Problem to solve: Count lines with "choke" in them. Report only the total.

---- Supplied material

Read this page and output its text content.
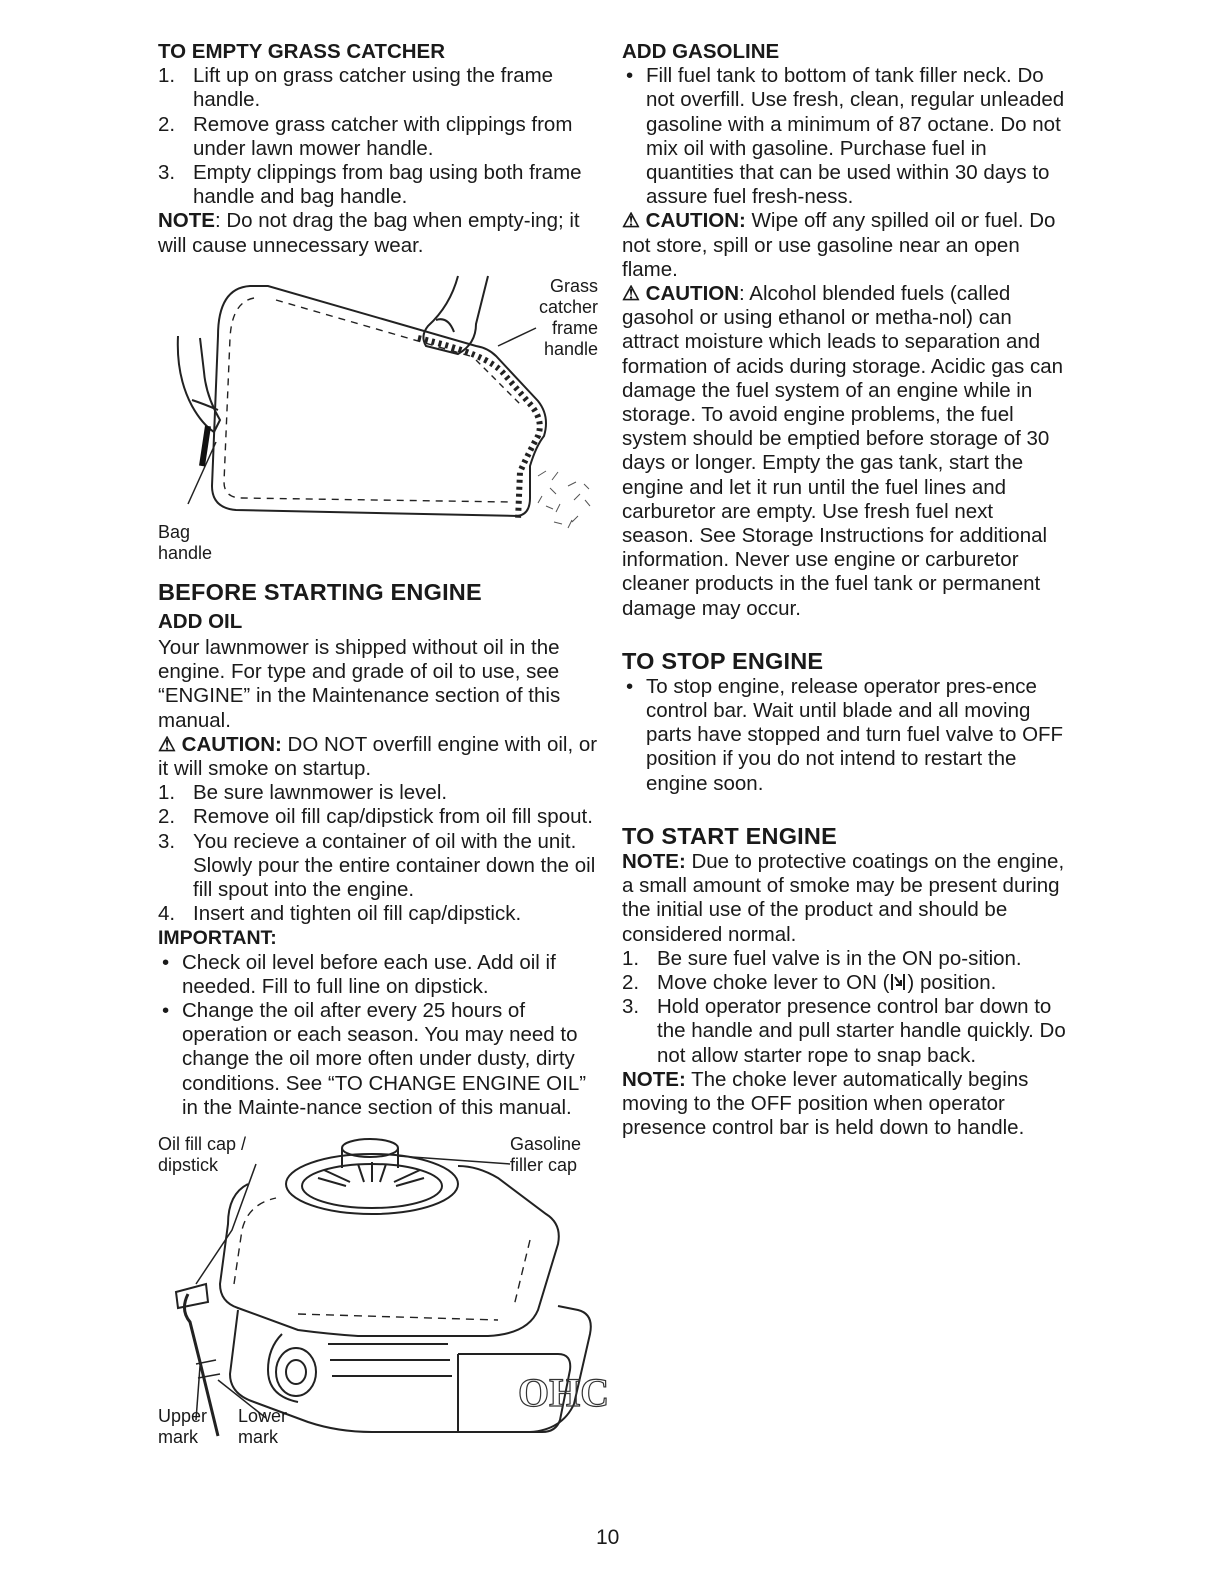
TO EMPTY GRASS CATCHER

1. Lift up on grass catcher using the frame handle.
2. Remove grass catcher with clippings from under lawn mower handle.
3. Empty clippings from bag using both frame handle and bag handle.

NOTE: Do not drag the bag when empty-ing; it will cause unnecessary wear.

Grass catcher frame handle
Bag handle

BEFORE STARTING ENGINE

ADD OIL

Your lawnmower is shipped without oil in the engine. For type and grade of oil to use, see “ENGINE” in the Maintenance section of this manual.

⚠ CAUTION: DO NOT overfill engine with oil, or it will smoke on startup.

1. Be sure lawnmower is level.
2. Remove oil fill cap/dipstick from oil fill spout.
3. You recieve a container of oil with the unit. Slowly pour the entire container down the oil fill spout into the engine.
4. Insert and tighten oil fill cap/dipstick.

IMPORTANT:

• Check oil level before each use. Add oil if needed. Fill to full line on dipstick.
• Change the oil after every 25 hours of operation or each season. You may need to change the oil more often under dusty, dirty conditions. See “TO CHANGE ENGINE OIL” in the Mainte-nance section of this manual.
OHC
Oil fill cap /
dipstick
Gasoline
filler cap
Upper
mark
Lower
mark

ADD GASOLINE

• Fill fuel tank to bottom of tank filler neck. Do not overfill. Use fresh, clean, regular unleaded gasoline with a minimum of 87 octane. Do not mix oil with gasoline. Purchase fuel in quantities that can be used within 30 days to assure fuel fresh-ness.

⚠ CAUTION: Wipe off any spilled oil or fuel. Do not store, spill or use gasoline near an open flame.

⚠ CAUTION: Alcohol blended fuels (called gasohol or using ethanol or metha-nol) can attract moisture which leads to separation and formation of acids during storage. Acidic gas can damage the fuel system of an engine while in storage. To avoid engine problems, the fuel system should be emptied before storage of 30 days or longer. Empty the gas tank, start the engine and let it run until the fuel lines and carburetor are empty. Use fresh fuel next season. See Storage Instructions for additional information. Never use engine or carburetor cleaner products in the fuel tank or permanent damage may occur.

TO STOP ENGINE

• To stop engine, release operator pres-ence control bar. Wait until blade and all moving parts have stopped and turn fuel valve to OFF position if you do not intend to restart the engine soon.

TO START ENGINE

NOTE: Due to protective coatings on the engine, a small amount of smoke may be present during the initial use of the product and should be considered normal.

1. Be sure fuel valve is in the ON po-sition.
2. Move choke lever to ON ( ) position.
3. Hold operator presence control bar down to the handle and pull starter handle quickly. Do not allow starter rope to snap back.

NOTE: The choke lever automatically begins moving to the OFF position when operator presence control bar is held down to handle.

10
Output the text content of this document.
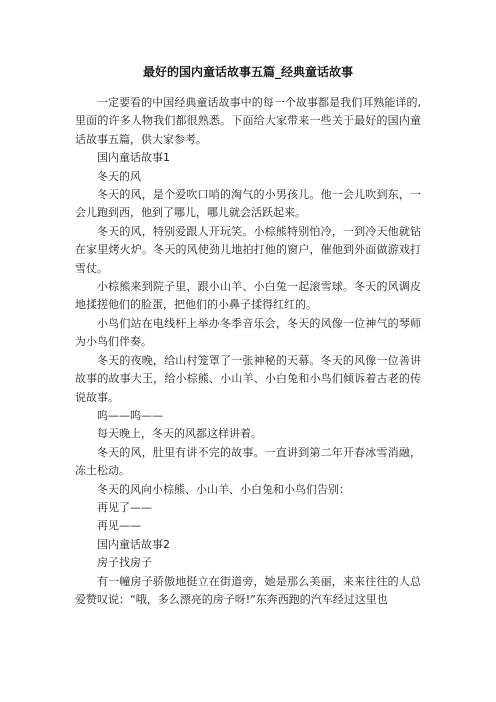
最好的国内童话故事五篇_经典童话故事

一定要看的中国经典童话故事中的每一个故事都是我们耳熟能详的,里面的许多人物我们都很熟悉。下面给大家带来一些关于最好的国内童话故事五篇，供大家参考。

国内童话故事1

冬天的风

冬天的风，是个爱吹口哨的淘气的小男孩儿。他一会儿吹到东，一会儿跑到西，他到了哪儿，哪儿就会活跃起来。

冬天的风，特别爱跟人开玩笑。小棕熊特别怕冷，一到冷天他就钻在家里烤火炉。冬天的风使劲儿地拍打他的窗户，催他到外面做游戏打雪仗。

小棕熊来到院子里，跟小山羊、小白兔一起滚雪球。冬天的风调皮地揉搓他们的脸蛋，把他们的小鼻子揉得红红的。

小鸟们站在电线杆上举办冬季音乐会，冬天的风像一位神气的琴师为小鸟们伴奏。

冬天的夜晚，给山村笼罩了一张神秘的天幕。冬天的风像一位善讲故事的故事大王，给小棕熊、小山羊、小白兔和小鸟们倾诉着古老的传说故事。

呜——呜——

每天晚上，冬天的风都这样讲着。

冬天的风，肚里有讲不完的故事。一直讲到第二年开春冰雪消融，冻土松动。

冬天的风向小棕熊、小山羊、小白兔和小鸟们告别：

再见了——

再见——

国内童话故事2

房子找房子

有一幢房子骄傲地挺立在街道旁，她是那么美丽，来来往往的人总爱赞叹说：“哦，多么漂亮的房子呀!”东奔西跑的汽车经过这里也
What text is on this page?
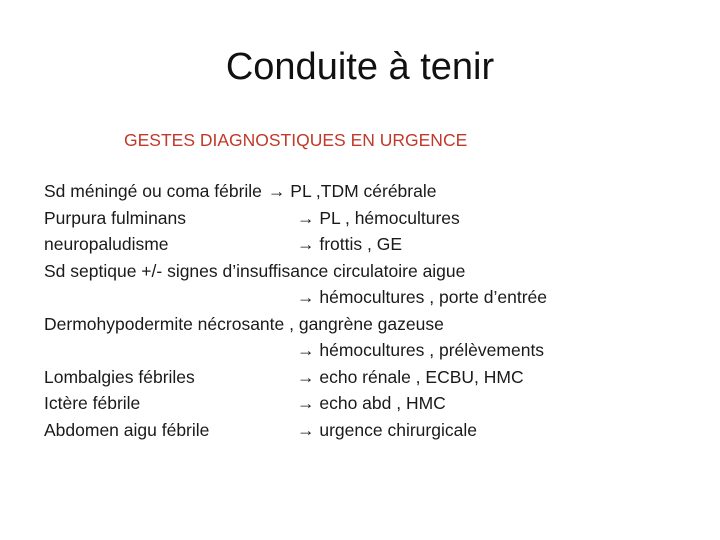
Conduite à tenir
GESTES DIAGNOSTIQUES EN URGENCE
Sd méningé ou coma fébrile → PL ,TDM cérébrale
Purpura fulminans	→ PL , hémocultures
neuropaludisme	→ frottis , GE
Sd septique +/- signes d’insuffisance circulatoire aigue
→ hémocultures , porte d’entrée
Dermohypodermite nécrosante , gangrène gazeuse
→ hémocultures , prélèvements
Lombalgies fébriles	→ echo rénale , ECBU, HMC
Ictère fébrile	→ echo abd , HMC
Abdomen aigu fébrile	→ urgence chirurgicale
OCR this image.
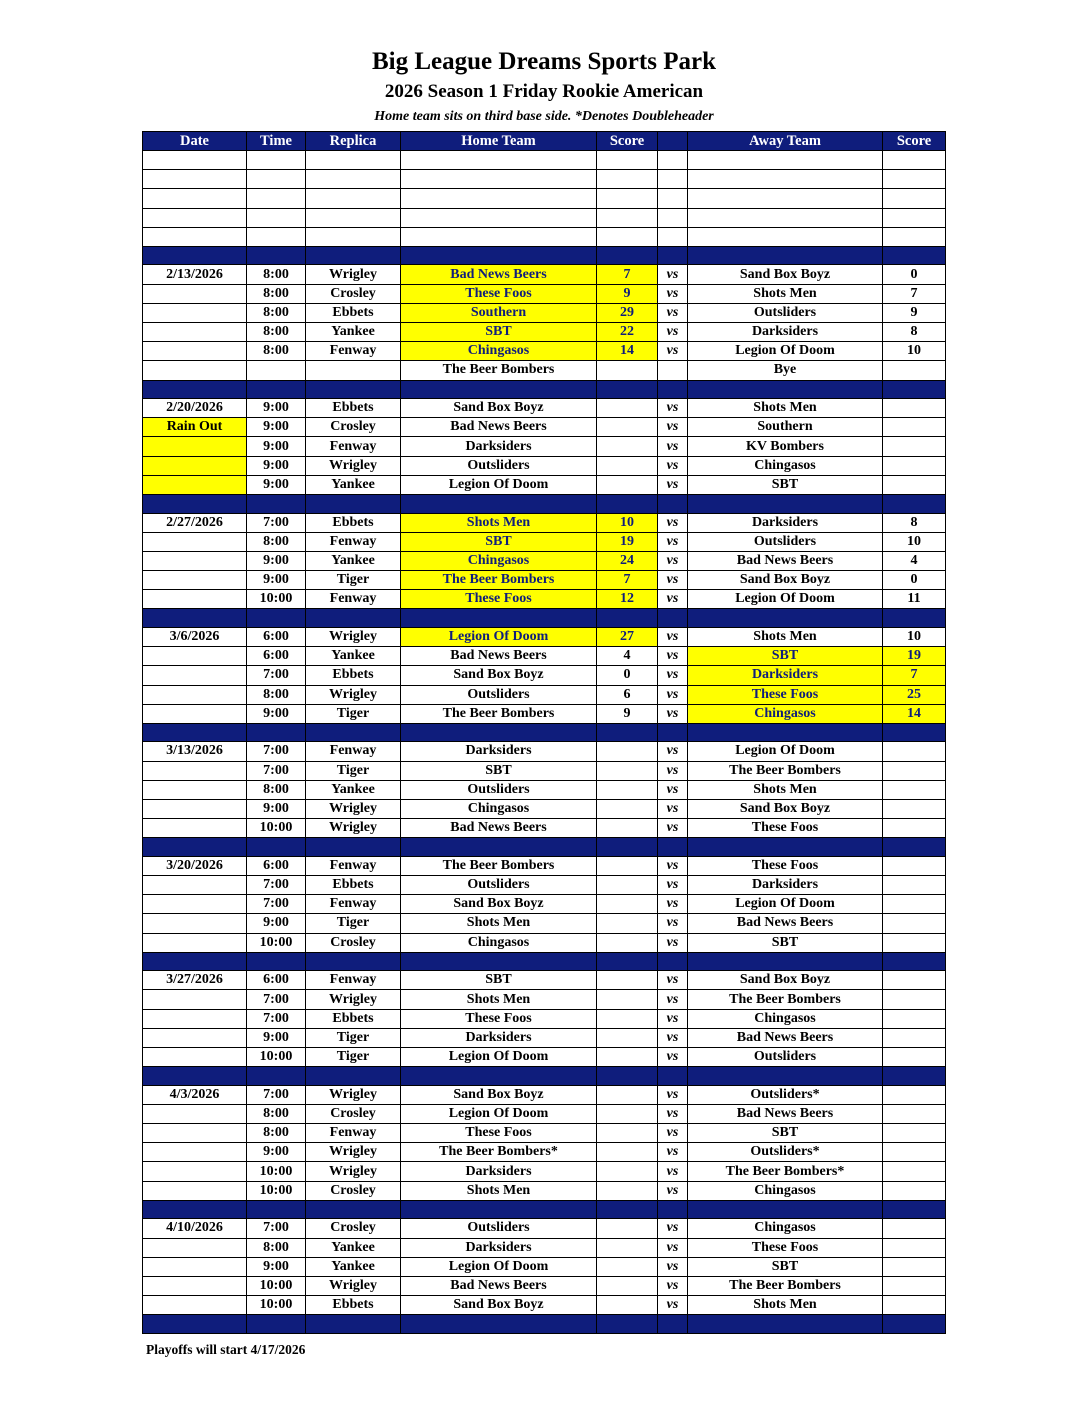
Big League Dreams Sports Park
2026 Season 1 Friday Rookie American
Home team sits on third base side. *Denotes Doubleheader
Date	Time	Replica	Home Team	Score		Away Team	Score

2/13/2026	8:00	Wrigley	Bad News Beers	7	vs	Sand Box Boyz	0
	8:00	Crosley	These Foos	9	vs	Shots Men	7
	8:00	Ebbets	Southern	29	vs	Outsliders	9
	8:00	Yankee	SBT	22	vs	Darksiders	8
	8:00	Fenway	Chingasos	14	vs	Legion Of Doom	10
			The Beer Bombers			Bye	

2/20/2026	9:00	Ebbets	Sand Box Boyz		vs	Shots Men	
Rain Out	9:00	Crosley	Bad News Beers		vs	Southern	
	9:00	Fenway	Darksiders		vs	KV Bombers	
	9:00	Wrigley	Outsliders		vs	Chingasos	
	9:00	Yankee	Legion Of Doom		vs	SBT	

2/27/2026	7:00	Ebbets	Shots Men	10	vs	Darksiders	8
	8:00	Fenway	SBT	19	vs	Outsliders	10
	9:00	Yankee	Chingasos	24	vs	Bad News Beers	4
	9:00	Tiger	The Beer Bombers	7	vs	Sand Box Boyz	0
	10:00	Fenway	These Foos	12	vs	Legion Of Doom	11

3/6/2026	6:00	Wrigley	Legion Of Doom	27	vs	Shots Men	10
	6:00	Yankee	Bad News Beers	4	vs	SBT	19
	7:00	Ebbets	Sand Box Boyz	0	vs	Darksiders	7
	8:00	Wrigley	Outsliders	6	vs	These Foos	25
	9:00	Tiger	The Beer Bombers	9	vs	Chingasos	14

3/13/2026	7:00	Fenway	Darksiders		vs	Legion Of Doom	
	7:00	Tiger	SBT		vs	The Beer Bombers	
	8:00	Yankee	Outsliders		vs	Shots Men	
	9:00	Wrigley	Chingasos		vs	Sand Box Boyz	
	10:00	Wrigley	Bad News Beers		vs	These Foos	

3/20/2026	6:00	Fenway	The Beer Bombers		vs	These Foos	
	7:00	Ebbets	Outsliders		vs	Darksiders	
	7:00	Fenway	Sand Box Boyz		vs	Legion Of Doom	
	9:00	Tiger	Shots Men		vs	Bad News Beers	
	10:00	Crosley	Chingasos		vs	SBT	

3/27/2026	6:00	Fenway	SBT		vs	Sand Box Boyz	
	7:00	Wrigley	Shots Men		vs	The Beer Bombers	
	7:00	Ebbets	These Foos		vs	Chingasos	
	9:00	Tiger	Darksiders		vs	Bad News Beers	
	10:00	Tiger	Legion Of Doom		vs	Outsliders	

4/3/2026	7:00	Wrigley	Sand Box Boyz		vs	Outsliders*	
	8:00	Crosley	Legion Of Doom		vs	Bad News Beers	
	8:00	Fenway	These Foos		vs	SBT	
	9:00	Wrigley	The Beer Bombers*		vs	Outsliders*	
	10:00	Wrigley	Darksiders		vs	The Beer Bombers*	
	10:00	Crosley	Shots Men		vs	Chingasos	

4/10/2026	7:00	Crosley	Outsliders		vs	Chingasos	
	8:00	Yankee	Darksiders		vs	These Foos	
	9:00	Yankee	Legion Of Doom		vs	SBT	
	10:00	Wrigley	Bad News Beers		vs	The Beer Bombers	
	10:00	Ebbets	Sand Box Boyz		vs	Shots Men	

Playoffs will start 4/17/2026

--------

Result below: 2